• **WHAT YOU NEED TO DO**: Check each line of the listing, and copy it if it contains the word "Telematizzazione".

**** INFORMATION GIVEN ****

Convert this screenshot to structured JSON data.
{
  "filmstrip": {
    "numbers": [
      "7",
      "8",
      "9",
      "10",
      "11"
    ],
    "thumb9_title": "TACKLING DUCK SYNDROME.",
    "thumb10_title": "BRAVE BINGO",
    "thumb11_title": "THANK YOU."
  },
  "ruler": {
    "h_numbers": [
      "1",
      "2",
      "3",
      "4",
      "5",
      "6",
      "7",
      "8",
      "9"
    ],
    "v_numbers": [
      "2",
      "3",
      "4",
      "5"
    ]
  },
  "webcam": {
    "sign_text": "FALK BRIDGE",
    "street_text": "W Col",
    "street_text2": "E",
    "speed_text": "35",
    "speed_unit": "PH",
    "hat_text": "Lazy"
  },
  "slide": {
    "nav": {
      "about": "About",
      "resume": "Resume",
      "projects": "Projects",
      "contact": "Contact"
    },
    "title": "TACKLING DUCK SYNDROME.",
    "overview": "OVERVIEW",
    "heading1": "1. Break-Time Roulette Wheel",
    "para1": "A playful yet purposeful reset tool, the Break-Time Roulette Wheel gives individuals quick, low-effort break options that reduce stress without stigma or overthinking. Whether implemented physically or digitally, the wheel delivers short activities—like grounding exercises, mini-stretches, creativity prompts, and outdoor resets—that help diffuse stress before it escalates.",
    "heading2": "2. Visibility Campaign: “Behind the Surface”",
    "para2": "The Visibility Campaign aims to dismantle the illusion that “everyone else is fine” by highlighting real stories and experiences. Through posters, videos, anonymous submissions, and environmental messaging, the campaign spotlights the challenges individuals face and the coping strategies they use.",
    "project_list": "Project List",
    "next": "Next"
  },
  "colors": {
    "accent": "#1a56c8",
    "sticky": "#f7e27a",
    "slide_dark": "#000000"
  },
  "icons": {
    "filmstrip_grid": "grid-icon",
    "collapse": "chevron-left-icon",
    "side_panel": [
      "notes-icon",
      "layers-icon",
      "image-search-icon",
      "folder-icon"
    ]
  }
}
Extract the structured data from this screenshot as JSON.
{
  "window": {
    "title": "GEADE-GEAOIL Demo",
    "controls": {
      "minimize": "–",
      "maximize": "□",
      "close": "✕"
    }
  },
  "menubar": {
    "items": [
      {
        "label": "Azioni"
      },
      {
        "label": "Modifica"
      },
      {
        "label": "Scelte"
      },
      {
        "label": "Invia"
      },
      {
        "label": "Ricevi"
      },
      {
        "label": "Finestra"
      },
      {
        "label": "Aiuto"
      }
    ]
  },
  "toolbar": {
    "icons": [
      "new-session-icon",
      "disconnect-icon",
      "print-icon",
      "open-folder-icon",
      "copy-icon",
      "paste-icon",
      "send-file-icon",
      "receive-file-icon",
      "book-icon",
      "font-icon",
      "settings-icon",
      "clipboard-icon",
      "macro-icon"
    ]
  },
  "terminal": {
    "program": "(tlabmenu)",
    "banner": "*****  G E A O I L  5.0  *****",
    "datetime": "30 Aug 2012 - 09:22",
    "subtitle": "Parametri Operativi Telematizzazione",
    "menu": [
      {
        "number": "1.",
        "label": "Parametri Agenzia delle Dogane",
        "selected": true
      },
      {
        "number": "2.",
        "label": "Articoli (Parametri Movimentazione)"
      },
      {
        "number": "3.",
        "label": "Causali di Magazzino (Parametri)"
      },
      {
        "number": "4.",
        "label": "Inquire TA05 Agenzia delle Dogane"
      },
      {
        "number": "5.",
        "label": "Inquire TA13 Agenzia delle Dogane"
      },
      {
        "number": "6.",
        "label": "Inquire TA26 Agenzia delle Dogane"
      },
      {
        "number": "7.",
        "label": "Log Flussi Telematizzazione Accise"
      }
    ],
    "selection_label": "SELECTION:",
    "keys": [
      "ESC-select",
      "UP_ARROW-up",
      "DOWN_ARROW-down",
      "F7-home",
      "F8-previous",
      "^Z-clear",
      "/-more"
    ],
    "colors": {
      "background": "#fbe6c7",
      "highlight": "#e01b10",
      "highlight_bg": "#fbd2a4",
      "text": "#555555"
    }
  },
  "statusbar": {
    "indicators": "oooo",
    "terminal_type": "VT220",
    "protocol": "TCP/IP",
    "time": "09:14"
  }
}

****

• **OUTPUT BELOW**:
    "subtitle": "Parametri Operativi Telematizzazione",
        "label": "Log Flussi Telematizzazione Accise"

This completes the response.